== TESTO DEL DOCUMENTO ==
Il modello balcanico: l’ipotesi più remota – Albania, Bosnia-Erzegovina, Kosovo, Macedonia, Montenegro e Serbia sono firmatarie del cosiddetto Accordo di stabilizzazione e associazione, cioè il primo passo per aderire all’Unione europea. Tale accordo si basa sull’acquis comunitario, ovvero l’insieme dei diritti e degli obblighi che i Paesi Ue condividono, che garantisce l’accesso al mercato unico. È l’ipotesi più remota e a tale proposito il primo ministro albanese Edi Rama ha dichiarato: “Non posso credere che sia nell’interesse del Regno Unito emulare lo status corrente delle relazioni tra Albania ed Europa. Noi stessi non vogliamo lo status quo, perché qualcuno dovrebbe volerlo in Gran Bretagna?”.
Il modello turco: l’unione doganale – Ankara è fuori sia dall’Associazione europea di libero scambio che dallo Spazio economico europeo, ma dal 1996 è in vigore un’unione doganale tra Unione europea e Turchia. Non ci sono tariffe o quote per l’esportazione dei prodotti turchi in Europa, mentre vengono applicate dalla Turchia le tariffe Ue all’importazione di prodotti provenienti fuori dall’Unione. Lo scorso anno il commissario Ue al commercio Cecilia Malmstroem e il ministro dell’Economia turco Nihat Zeybekci hanno avviato un percorso per l’ampliamento dell’unione doganale ai servizi, agli appalti pubblici e ai prodotti agricoli. Il 9 giugno, intanto, si è chiusa la consultazione pubblica lanciata dalla Commissione Ue per raccogliere opinioni e pareri sul futuro delle relazioni economiche e commerciali tra i due partner. In attesa di sviluppi sull’ingresso effettivo della Turchia nell’Unione: il Paese è candidato ad aderire dal 1999.
Il modello Ceta: abbattere i dazi – È l’accordo di libero scambio, non ancora approvato, tra Unione europea e Canada. Il Comprehensive economic and trade agreement, che dovrà essere ratificato dalle 28 assemblee parlamentari delle nazioni della Ue, prevede l’abbattimento del 98% dei dazi tra i due partner ma copre solo parzialmente il settore dei servizi, cruciale per l’economia britannica. Boris Johnson, ex sindaco di Londra, in prima linea nella campagna per il Leave ma sfilatosi dopo la vittoria del referendum, aveva dato sostegno a questa soluzione.

== DATI ESTRATTI ==
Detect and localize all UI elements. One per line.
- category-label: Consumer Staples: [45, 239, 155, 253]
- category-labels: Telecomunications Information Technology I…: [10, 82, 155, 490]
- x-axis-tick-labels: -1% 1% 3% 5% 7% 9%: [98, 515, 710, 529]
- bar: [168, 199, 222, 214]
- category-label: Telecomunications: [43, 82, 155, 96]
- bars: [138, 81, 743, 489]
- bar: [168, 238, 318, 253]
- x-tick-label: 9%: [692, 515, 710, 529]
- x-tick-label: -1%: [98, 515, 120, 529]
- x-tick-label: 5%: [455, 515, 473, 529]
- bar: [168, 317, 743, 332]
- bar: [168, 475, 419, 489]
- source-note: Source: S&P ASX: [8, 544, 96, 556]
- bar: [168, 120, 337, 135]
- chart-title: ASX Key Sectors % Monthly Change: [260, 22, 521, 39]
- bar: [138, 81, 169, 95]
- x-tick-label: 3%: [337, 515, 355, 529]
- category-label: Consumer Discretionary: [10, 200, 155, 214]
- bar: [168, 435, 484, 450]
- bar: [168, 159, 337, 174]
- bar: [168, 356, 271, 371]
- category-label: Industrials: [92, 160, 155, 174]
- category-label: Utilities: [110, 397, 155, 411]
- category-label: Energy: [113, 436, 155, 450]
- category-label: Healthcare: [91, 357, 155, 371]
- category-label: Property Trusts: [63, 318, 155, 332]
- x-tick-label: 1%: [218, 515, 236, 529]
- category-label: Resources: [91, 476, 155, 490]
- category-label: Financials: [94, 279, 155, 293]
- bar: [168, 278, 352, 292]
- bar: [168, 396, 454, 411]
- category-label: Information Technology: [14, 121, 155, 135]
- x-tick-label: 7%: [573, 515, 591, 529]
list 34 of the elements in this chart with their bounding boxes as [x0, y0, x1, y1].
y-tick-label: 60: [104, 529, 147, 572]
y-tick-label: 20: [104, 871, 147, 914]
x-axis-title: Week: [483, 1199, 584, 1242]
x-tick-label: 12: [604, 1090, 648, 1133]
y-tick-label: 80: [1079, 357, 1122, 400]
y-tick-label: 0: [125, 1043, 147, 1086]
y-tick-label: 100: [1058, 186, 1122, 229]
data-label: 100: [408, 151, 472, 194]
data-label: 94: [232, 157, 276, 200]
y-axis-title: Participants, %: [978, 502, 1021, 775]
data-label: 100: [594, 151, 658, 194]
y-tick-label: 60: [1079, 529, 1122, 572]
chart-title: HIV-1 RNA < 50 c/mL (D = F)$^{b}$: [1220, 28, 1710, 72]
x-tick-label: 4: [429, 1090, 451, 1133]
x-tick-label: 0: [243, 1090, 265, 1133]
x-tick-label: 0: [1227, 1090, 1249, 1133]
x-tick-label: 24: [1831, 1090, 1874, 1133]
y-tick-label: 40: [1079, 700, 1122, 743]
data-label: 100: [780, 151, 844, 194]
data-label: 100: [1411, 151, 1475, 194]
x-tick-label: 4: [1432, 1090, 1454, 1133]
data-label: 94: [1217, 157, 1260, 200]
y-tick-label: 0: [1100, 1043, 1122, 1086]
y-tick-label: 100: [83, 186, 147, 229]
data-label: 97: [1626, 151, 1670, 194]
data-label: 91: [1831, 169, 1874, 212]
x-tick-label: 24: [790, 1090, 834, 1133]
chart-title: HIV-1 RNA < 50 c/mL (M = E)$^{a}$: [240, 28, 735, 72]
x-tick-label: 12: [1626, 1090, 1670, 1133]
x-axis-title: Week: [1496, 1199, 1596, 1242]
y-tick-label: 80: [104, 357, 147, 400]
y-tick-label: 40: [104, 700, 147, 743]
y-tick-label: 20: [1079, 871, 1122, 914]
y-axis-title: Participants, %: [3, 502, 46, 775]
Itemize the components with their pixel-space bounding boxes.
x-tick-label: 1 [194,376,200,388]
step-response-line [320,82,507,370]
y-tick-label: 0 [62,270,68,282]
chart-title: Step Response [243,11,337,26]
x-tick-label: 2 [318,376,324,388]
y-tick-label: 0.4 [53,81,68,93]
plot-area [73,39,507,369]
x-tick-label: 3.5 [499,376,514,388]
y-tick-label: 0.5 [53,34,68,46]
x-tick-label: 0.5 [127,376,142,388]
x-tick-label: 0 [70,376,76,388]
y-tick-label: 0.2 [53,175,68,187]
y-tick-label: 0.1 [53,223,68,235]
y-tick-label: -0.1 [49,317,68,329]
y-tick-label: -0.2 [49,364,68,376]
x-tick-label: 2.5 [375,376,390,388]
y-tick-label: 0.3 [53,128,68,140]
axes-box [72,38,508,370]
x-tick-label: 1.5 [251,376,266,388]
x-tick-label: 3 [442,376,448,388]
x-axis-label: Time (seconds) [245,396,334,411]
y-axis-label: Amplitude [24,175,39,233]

== ESPLORA IL MATERIALE ==
1. Rispondi alle domande seguenti in base al testo sui modelli di relazione con l'Ue.
(a) Da quale anno è in vigore l'unione doganale tra Unione europea e Turchia?
(b) Quale percentuale dei dazi tra i due partner prevede di abbattere il Ceta?
(c) Chi ha dichiarato di non poter credere che sia nell'interesse del Regno Unito emulare lo status corrente delle relazioni tra Albania ed Europa?
2. Prosegui il testo sui modelli di relazione con l'Ue a partire dalla sua ultima frase.

== SOLUZIONI ==
1.
(a) Dal 1996.
(b) Il 98%.
(c) Il primo ministro albanese Edi Rama.

2.
Il modello Hong Kong: Londra indipendente con politica di libero scambio – C’è tuttavia un’ulteriore opzione, la più radicale di tutte. Alcuni brexiteers guardano con favore all’approccio di Hong Kong e Singapore, che hanno unilateralmente adottato una politica di libero scambio, scevra di dazi, sia in entrata che in uscita. Per un Paese che non fa della produzione il suo punto di forza sarebbe un’opzione interessante, e, con adeguati correttivi, potrebbe paradossalmente guadagnare fascino anche tra i londinesi, che in larga maggioranza hanno votato per il Remain. La capitale del Regno si è infatti schierata contro l’isolazionismo, e oltre 175mila persone hanno firmato una petizione su change.org perché Londra si dichiari indipendente, trasformandosi in una città-stato simile ai due esempi del sud-est asiatico. Il sindaco laburista Sadiq Khan, pur non facendosi alfiere della cosiddetta “londependence”, ha già chiesto più autonomia per la capitale, per proteggere affari, ricchezza e posti di lavoro.